O homem-bomba esperou até o último momento possível, disseram autoridades americanas. A multidão que se espremia para entrar no Aeroporto Internacional Hamid Karzai estava concentrada no Portão da Abadia, uma entrada principal vigiada por fuzileiros navais e outros militares.

As tropas sabiam que poderiam ser alvo de um ataque; na véspera, o Departamento de Estado tinha avisado sobre uma ameaça "verossímil" em três portões do aeroporto, onde mais de 5.000 militares ajudaram a evacuar mais de 100 mil pessoas em menos de duas semanas. O Portão da Abadia estava na lista.

A segurança do aeroporto tinha fechado dois portões, mas decidiu deixar este aberto, segundo autoridades dos EUA. Elas também disseram acreditar que, mais cedo naquele dia, comandantes e combatentes talibãs que vigiavam postos de controle na estrada para o aeroporto tinham frustrado duas possíveis tentativas de militantes chegarem ao aeroporto.

Mas o terceiro conseguiu passar.

Às 17h48, o homem-bomba, usando um colete com mais de 11 quilos de explosivos embaixo das roupas, aproximou-se do grupo de americanos que revistavam as pessoas que pretendiam entrar no complexo.

People are sent away from the scene of a bomb blast outside the Hamid Karzai International Airport in Kabul, Afghanistan on Thursday, Aug. 26, 2021. Pentagon officials said they were still piecing together the chain of events that took place at Abbey Gate on Thursday. (Jim Huylebroek/The New York Times)
• • •
Segundo o documento, a que horas o homem-bomba se aproximou do grupo de americanos que revistavam as pessoas?
• • •
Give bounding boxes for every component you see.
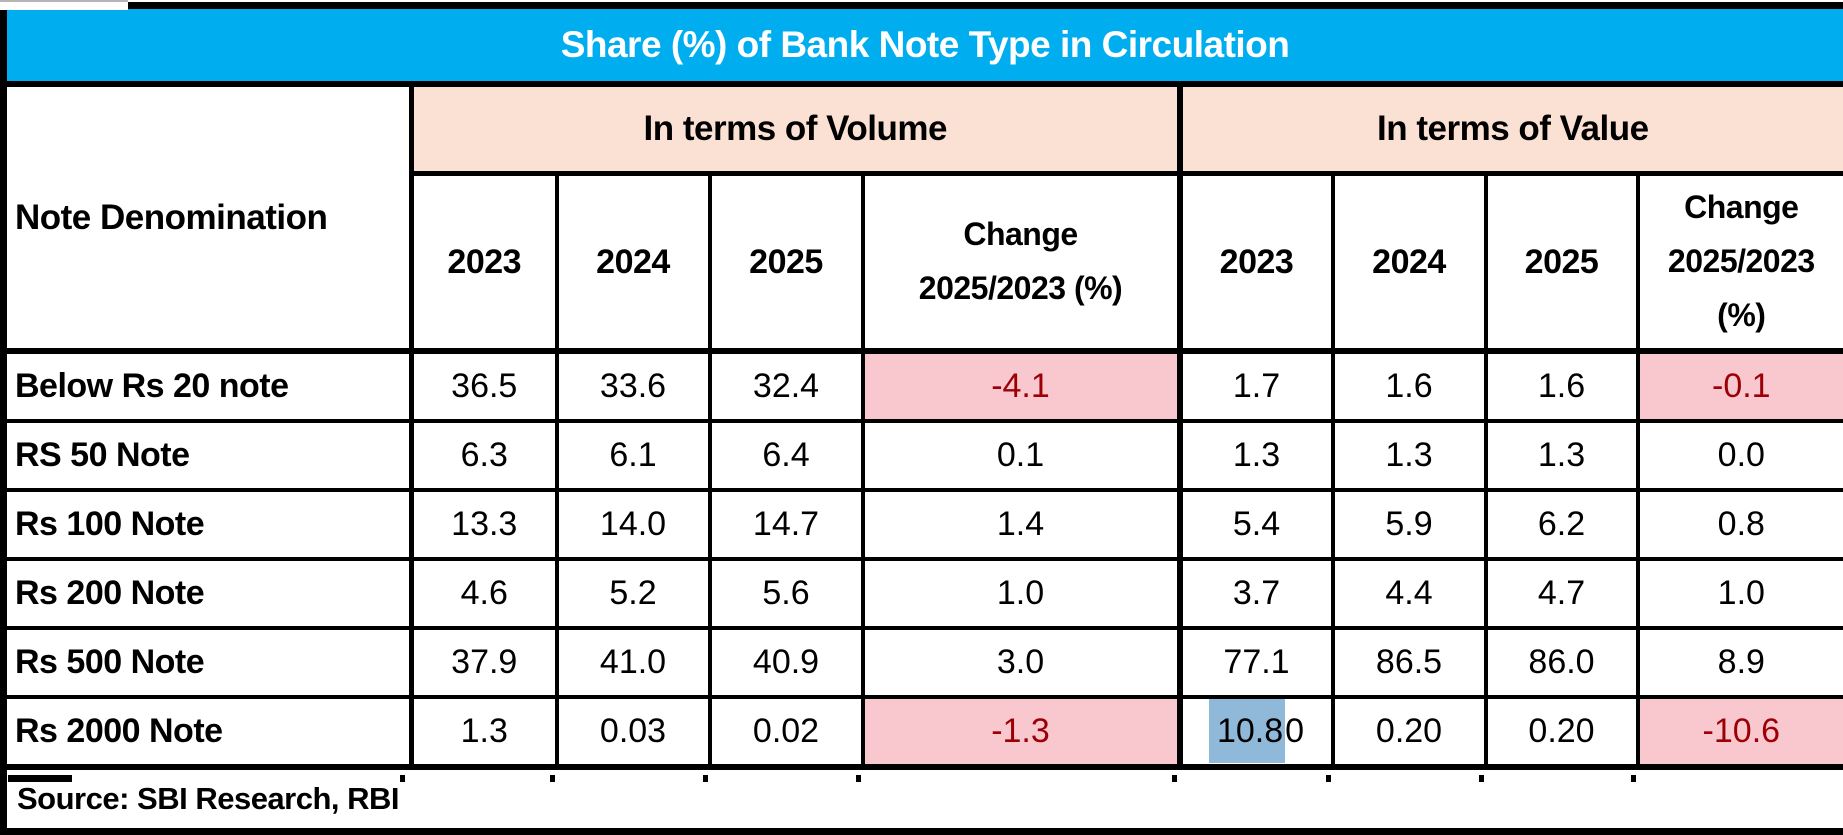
cell-volume-2025: 14.7: [710, 490, 863, 559]
selection-highlight: 10.8: [1209, 699, 1285, 763]
cell-value-2023: 77.1: [1180, 628, 1333, 697]
volume-change-header-line1: Change: [866, 208, 1176, 262]
cell-value-change: 0.8: [1638, 490, 1843, 559]
cell-volume-2024: 41.0: [557, 628, 710, 697]
table-row-rs-50: RS 50 Note 6.3 6.1 6.4 0.1 1.3 1.3 1.3 0…: [4, 421, 1843, 490]
value-change-header: Change 2025/2023 (%): [1638, 174, 1843, 352]
cell-value-2023: 3.7: [1180, 559, 1333, 628]
row-label: RS 50 Note: [4, 421, 412, 490]
cell-value-2023: 1.7: [1180, 351, 1333, 421]
cell-value-2025: 4.7: [1486, 559, 1638, 628]
cell-value-2023-rest: 0: [1285, 712, 1304, 750]
cell-volume-2023: 13.3: [412, 490, 557, 559]
cell-value-2024: 5.9: [1333, 490, 1486, 559]
cell-value-2024: 86.5: [1333, 628, 1486, 697]
row-label: Rs 2000 Note: [4, 697, 412, 767]
cell-volume-change: 1.0: [863, 559, 1180, 628]
cell-volume-change: 1.4: [863, 490, 1180, 559]
cell-volume-2025: 0.02: [710, 697, 863, 767]
cell-volume-2023: 1.3: [412, 697, 557, 767]
table-row-rs-100: Rs 100 Note 13.3 14.0 14.7 1.4 5.4 5.9 6…: [4, 490, 1843, 559]
cell-volume-change: -1.3: [863, 697, 1180, 767]
cell-value-change: 0.0: [1638, 421, 1843, 490]
bottom-border-stub: [703, 775, 708, 782]
value-year-header-2024: 2024: [1333, 174, 1486, 352]
cell-volume-change: 3.0: [863, 628, 1180, 697]
volume-change-header-line2: 2025/2023 (%): [866, 262, 1176, 316]
cell-volume-2025: 6.4: [710, 421, 863, 490]
cell-volume-change: -4.1: [863, 351, 1180, 421]
cell-volume-2023: 4.6: [412, 559, 557, 628]
table-row-rs-200: Rs 200 Note 4.6 5.2 5.6 1.0 3.7 4.4 4.7 …: [4, 559, 1843, 628]
cell-volume-2024: 14.0: [557, 490, 710, 559]
cell-volume-2024: 33.6: [557, 351, 710, 421]
value-change-header-line3: (%): [1641, 289, 1843, 343]
cell-value-2024: 1.3: [1333, 421, 1486, 490]
cell-value-change: 8.9: [1638, 628, 1843, 697]
table-row-rs-500: Rs 500 Note 37.9 41.0 40.9 3.0 77.1 86.5…: [4, 628, 1843, 697]
cell-volume-2025: 5.6: [710, 559, 863, 628]
row-label: Rs 500 Note: [4, 628, 412, 697]
cell-volume-2025: 40.9: [710, 628, 863, 697]
cell-value-2024: 0.20: [1333, 697, 1486, 767]
bottom-border-stub: [1479, 775, 1484, 782]
bottom-border-stub: [550, 775, 555, 782]
volume-year-header-2024: 2024: [557, 174, 710, 352]
cell-value-2024: 1.6: [1333, 351, 1486, 421]
cell-value-change: -0.1: [1638, 351, 1843, 421]
cell-value-change: -10.6: [1638, 697, 1843, 767]
value-change-header-line1: Change: [1641, 181, 1843, 235]
column-group-value: In terms of Value: [1180, 84, 1843, 174]
cell-value-2025: 1.6: [1486, 351, 1638, 421]
cell-value-2025: 6.2: [1486, 490, 1638, 559]
volume-year-header-2025: 2025: [710, 174, 863, 352]
cell-value-2025: 0.20: [1486, 697, 1638, 767]
spreadsheet-gridline: [0, 0, 128, 2]
bottom-border-stub: [1326, 775, 1331, 782]
bottom-border-stub: [856, 775, 861, 782]
cell-volume-2024: 5.2: [557, 559, 710, 628]
cell-volume-2023: 37.9: [412, 628, 557, 697]
title-row: Share (%) of Bank Note Type in Circulati…: [4, 6, 1843, 85]
cell-volume-2024: 0.03: [557, 697, 710, 767]
volume-year-header-2023: 2023: [412, 174, 557, 352]
bottom-border-stub: [400, 775, 405, 782]
bottom-border-stub: [1172, 775, 1177, 782]
cell-value-2023: 5.4: [1180, 490, 1333, 559]
column-group-volume: In terms of Volume: [412, 84, 1180, 174]
row-label: Below Rs 20 note: [4, 351, 412, 421]
row-label: Rs 200 Note: [4, 559, 412, 628]
cell-volume-change: 0.1: [863, 421, 1180, 490]
source-note: Source: SBI Research, RBI: [4, 767, 1843, 832]
row-label: Rs 100 Note: [4, 490, 412, 559]
cell-value-2023-highlighted: 10.80: [1180, 697, 1333, 767]
cell-value-2025: 1.3: [1486, 421, 1638, 490]
table-title: Share (%) of Bank Note Type in Circulati…: [4, 6, 1843, 85]
volume-change-header: Change 2025/2023 (%): [863, 174, 1180, 352]
cell-value-2023: 1.3: [1180, 421, 1333, 490]
cell-value-2025: 86.0: [1486, 628, 1638, 697]
source-row: Source: SBI Research, RBI: [4, 767, 1843, 832]
cell-value-2024: 4.4: [1333, 559, 1486, 628]
bottom-left-border-artifact: [8, 775, 72, 782]
cell-volume-2024: 6.1: [557, 421, 710, 490]
cell-volume-2025: 32.4: [710, 351, 863, 421]
table-row-below-rs-20: Below Rs 20 note 36.5 33.6 32.4 -4.1 1.7…: [4, 351, 1843, 421]
bottom-border-stub: [1631, 775, 1636, 782]
cell-value-change: 1.0: [1638, 559, 1843, 628]
corner-header-note-denomination: Note Denomination: [4, 84, 412, 351]
value-year-header-2025: 2025: [1486, 174, 1638, 352]
value-change-header-line2: 2025/2023: [1641, 235, 1843, 289]
cell-volume-2023: 6.3: [412, 421, 557, 490]
value-year-header-2023: 2023: [1180, 174, 1333, 352]
group-header-row: Note Denomination In terms of Volume In …: [4, 84, 1843, 174]
cell-volume-2023: 36.5: [412, 351, 557, 421]
table-row-rs-2000: Rs 2000 Note 1.3 0.03 0.02 -1.3 10.80 0.…: [4, 697, 1843, 767]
• • •
[Solução do exercício]
Às 17h48.